>>>

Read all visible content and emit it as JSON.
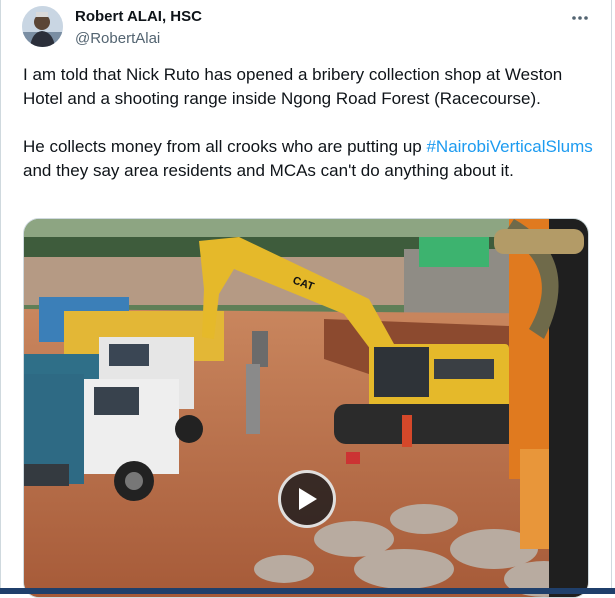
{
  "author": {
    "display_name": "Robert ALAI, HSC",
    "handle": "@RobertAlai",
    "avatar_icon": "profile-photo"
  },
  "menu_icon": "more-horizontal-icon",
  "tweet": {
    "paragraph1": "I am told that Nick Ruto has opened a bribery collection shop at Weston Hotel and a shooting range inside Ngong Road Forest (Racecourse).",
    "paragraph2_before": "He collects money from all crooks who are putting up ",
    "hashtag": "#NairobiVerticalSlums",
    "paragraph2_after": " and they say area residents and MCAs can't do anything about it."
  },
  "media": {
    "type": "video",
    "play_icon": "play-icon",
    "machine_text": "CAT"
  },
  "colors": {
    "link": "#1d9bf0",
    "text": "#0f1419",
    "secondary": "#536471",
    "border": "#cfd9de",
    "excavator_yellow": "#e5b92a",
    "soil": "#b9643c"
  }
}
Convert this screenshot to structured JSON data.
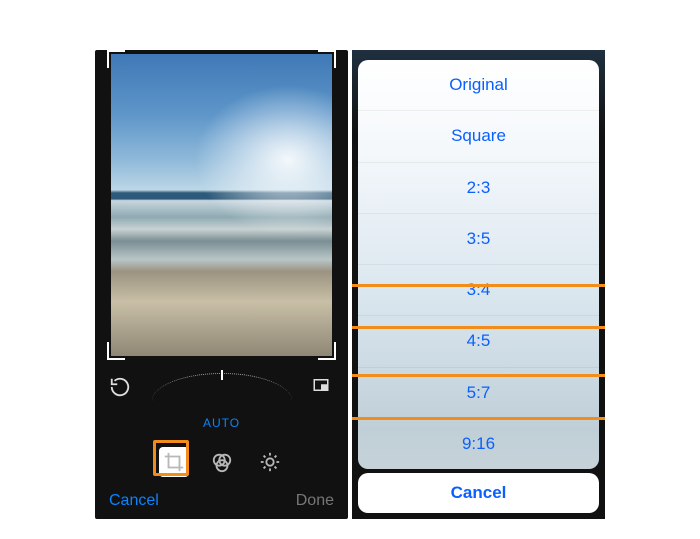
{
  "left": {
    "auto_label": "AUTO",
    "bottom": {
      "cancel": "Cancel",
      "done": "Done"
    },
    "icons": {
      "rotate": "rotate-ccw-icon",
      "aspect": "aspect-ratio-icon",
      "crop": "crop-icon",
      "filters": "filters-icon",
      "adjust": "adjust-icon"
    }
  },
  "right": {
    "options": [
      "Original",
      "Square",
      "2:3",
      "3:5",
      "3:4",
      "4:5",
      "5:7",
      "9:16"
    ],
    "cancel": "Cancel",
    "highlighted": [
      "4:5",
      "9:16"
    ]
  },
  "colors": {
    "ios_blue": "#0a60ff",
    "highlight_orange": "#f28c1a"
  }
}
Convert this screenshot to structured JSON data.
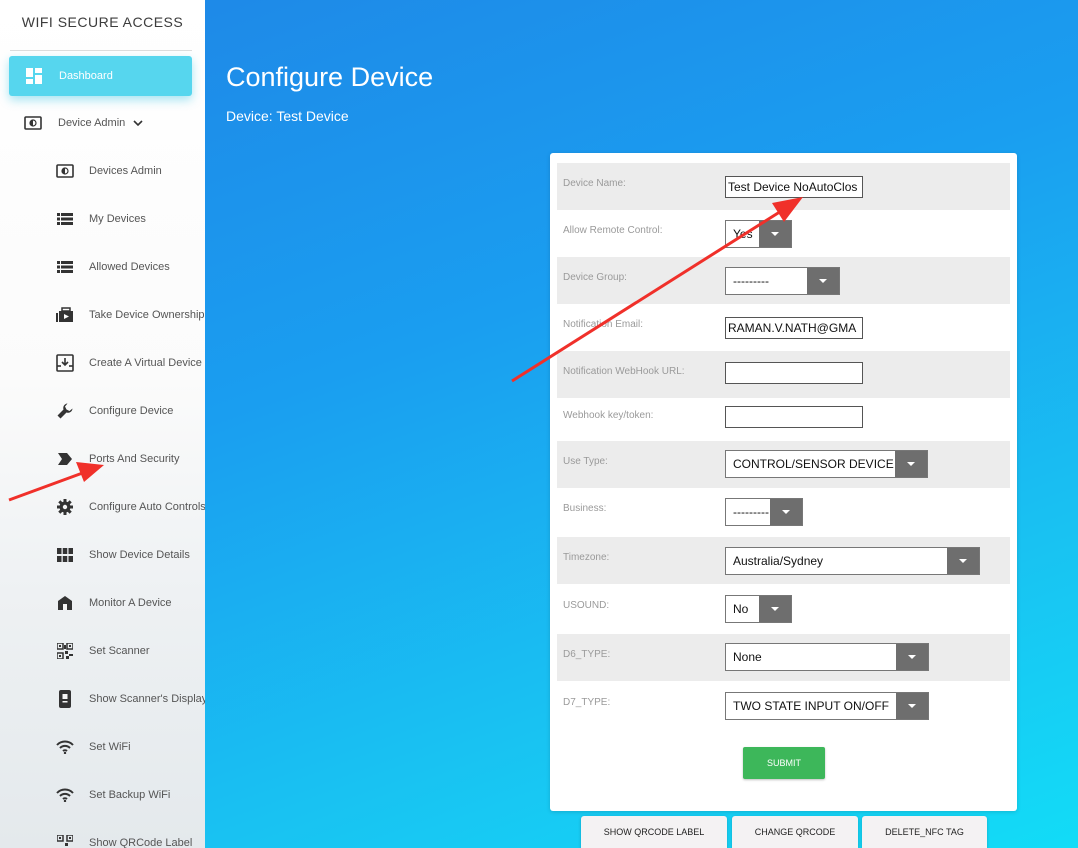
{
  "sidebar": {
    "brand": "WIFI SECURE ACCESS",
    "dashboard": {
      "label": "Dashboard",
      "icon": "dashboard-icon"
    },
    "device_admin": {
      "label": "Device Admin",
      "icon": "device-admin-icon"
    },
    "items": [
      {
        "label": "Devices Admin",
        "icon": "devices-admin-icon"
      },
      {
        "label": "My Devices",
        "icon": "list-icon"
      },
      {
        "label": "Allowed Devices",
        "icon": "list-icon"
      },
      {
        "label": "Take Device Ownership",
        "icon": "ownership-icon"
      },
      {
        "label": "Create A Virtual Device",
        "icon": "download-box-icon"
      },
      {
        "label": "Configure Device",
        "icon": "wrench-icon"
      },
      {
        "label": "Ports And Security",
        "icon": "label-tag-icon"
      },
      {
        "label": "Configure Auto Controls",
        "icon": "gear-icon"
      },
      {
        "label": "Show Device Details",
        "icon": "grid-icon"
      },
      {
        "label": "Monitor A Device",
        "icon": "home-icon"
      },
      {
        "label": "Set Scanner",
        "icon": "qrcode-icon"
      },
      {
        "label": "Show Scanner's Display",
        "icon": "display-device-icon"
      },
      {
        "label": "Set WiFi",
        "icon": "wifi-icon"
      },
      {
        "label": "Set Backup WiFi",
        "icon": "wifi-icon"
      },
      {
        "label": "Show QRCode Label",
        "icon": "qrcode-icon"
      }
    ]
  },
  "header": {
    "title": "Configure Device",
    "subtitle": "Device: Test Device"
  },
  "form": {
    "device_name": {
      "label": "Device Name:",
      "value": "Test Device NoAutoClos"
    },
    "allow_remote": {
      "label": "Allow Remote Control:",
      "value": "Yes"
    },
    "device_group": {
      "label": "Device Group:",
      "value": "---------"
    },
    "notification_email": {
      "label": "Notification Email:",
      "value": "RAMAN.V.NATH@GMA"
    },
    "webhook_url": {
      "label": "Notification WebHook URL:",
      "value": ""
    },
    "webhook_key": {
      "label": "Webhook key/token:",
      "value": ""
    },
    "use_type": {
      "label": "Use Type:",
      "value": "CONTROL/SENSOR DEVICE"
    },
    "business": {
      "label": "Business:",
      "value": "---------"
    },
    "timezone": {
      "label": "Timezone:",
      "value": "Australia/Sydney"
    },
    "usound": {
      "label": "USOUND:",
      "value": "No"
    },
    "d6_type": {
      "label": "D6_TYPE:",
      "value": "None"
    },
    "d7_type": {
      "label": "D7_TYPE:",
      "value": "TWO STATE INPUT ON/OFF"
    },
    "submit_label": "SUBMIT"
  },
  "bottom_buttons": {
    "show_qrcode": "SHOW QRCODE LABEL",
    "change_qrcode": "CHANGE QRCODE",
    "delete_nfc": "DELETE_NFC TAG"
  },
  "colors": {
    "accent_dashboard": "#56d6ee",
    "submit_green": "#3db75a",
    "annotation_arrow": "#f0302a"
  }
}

<<<
>>>

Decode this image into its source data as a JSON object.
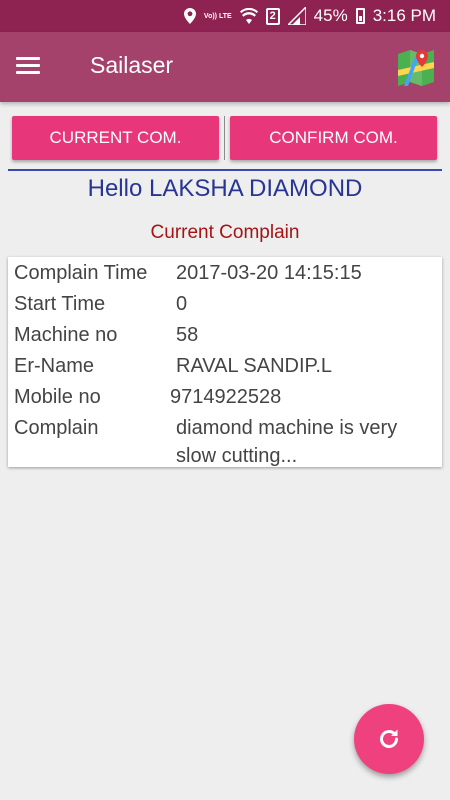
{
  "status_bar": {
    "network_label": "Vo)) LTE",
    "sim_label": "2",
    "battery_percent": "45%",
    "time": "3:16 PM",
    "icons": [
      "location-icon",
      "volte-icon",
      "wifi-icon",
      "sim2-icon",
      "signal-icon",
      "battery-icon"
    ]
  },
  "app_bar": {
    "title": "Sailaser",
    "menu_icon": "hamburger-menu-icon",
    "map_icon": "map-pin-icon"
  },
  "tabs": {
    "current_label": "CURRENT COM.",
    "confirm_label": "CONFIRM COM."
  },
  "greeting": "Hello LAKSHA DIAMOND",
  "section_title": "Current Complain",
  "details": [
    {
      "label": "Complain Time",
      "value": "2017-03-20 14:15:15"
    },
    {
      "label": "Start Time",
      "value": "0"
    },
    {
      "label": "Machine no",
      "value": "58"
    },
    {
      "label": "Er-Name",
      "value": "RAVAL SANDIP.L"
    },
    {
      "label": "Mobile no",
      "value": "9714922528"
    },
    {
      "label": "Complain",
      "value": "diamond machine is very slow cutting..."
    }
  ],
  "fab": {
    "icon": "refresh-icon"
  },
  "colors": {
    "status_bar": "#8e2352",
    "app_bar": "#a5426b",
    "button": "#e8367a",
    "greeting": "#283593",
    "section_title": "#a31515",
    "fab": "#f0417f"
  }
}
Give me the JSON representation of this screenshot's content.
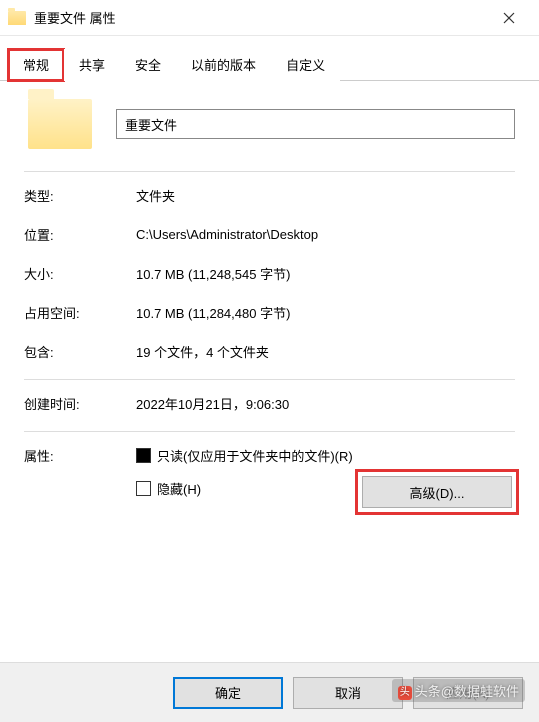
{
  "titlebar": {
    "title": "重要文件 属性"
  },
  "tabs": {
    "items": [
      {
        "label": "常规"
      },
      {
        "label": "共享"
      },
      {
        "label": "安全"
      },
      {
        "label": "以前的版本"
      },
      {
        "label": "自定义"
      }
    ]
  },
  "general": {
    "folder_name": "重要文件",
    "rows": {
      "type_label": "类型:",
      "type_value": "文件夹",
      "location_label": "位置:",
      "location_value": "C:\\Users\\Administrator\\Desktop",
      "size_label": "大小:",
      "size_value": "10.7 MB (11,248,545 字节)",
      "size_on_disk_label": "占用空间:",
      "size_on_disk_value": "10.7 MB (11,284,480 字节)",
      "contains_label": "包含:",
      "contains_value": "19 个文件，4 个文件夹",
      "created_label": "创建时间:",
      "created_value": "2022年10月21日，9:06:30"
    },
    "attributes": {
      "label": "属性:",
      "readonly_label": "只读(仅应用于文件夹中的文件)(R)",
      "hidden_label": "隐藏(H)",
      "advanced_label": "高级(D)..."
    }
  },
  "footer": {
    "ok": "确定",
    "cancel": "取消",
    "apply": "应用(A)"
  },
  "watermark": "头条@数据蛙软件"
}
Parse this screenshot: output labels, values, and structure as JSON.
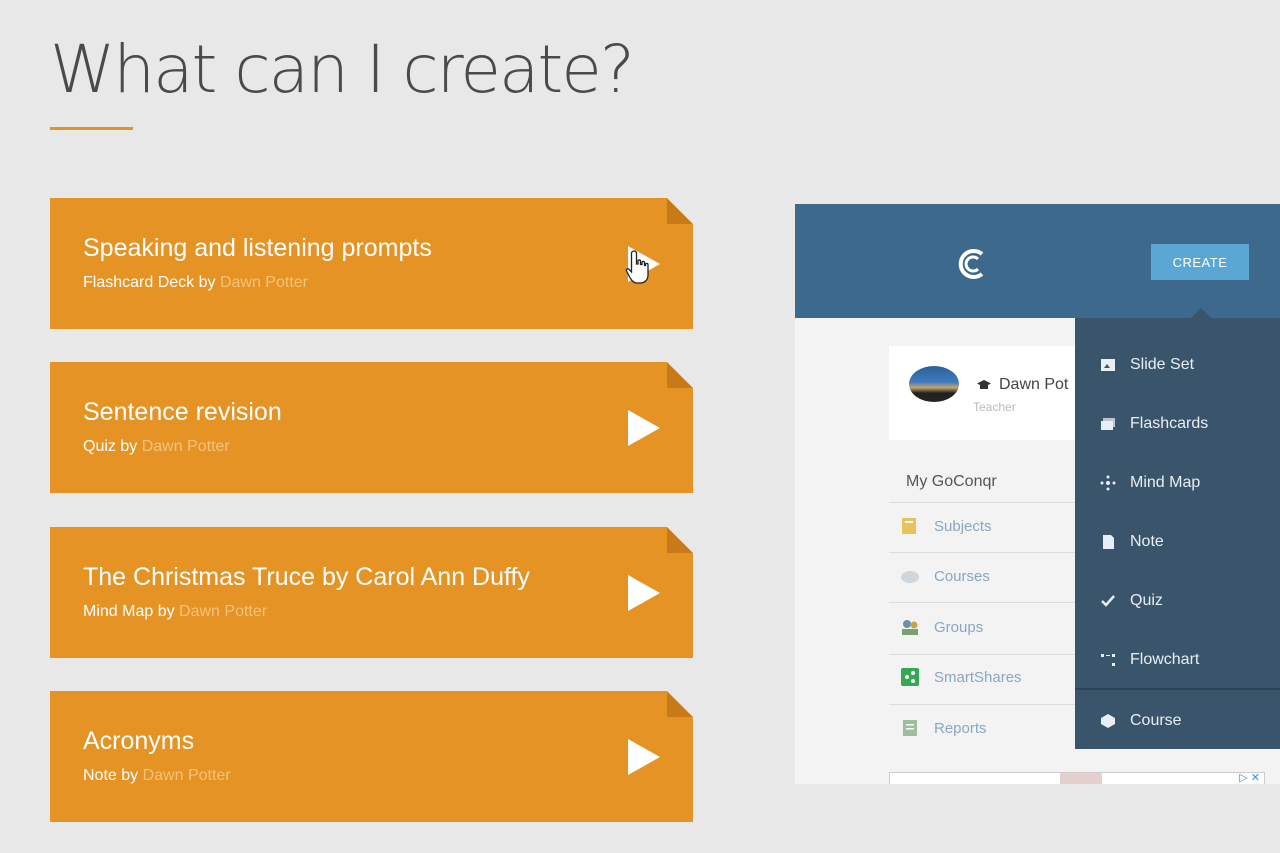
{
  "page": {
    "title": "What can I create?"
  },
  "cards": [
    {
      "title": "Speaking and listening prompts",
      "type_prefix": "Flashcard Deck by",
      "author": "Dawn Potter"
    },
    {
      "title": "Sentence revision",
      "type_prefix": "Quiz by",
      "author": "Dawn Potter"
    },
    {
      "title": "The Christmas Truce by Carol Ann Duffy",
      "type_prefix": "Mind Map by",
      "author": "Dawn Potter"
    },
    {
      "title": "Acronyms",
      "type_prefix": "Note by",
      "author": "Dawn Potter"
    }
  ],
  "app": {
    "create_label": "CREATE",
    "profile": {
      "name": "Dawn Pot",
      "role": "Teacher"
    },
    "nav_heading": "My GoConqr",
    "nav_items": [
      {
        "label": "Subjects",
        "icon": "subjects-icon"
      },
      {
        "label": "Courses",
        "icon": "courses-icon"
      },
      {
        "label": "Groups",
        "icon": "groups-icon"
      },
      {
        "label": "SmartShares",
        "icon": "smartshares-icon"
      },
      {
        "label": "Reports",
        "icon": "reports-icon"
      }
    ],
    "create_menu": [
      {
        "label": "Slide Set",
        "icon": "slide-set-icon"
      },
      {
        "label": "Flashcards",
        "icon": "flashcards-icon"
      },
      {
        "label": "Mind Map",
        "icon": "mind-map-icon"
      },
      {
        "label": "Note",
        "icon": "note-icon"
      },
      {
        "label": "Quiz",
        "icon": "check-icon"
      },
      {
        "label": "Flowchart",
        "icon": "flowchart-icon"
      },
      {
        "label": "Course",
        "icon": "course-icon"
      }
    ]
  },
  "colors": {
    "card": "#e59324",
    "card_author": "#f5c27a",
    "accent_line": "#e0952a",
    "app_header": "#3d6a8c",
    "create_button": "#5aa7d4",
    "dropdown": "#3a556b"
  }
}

<<<

From the entries above, copy every line containing the word "Scanner".

- _WRITTEN SOLUTION_
        "label": "Set Scanner",
        "label": "Show Scanner's Display",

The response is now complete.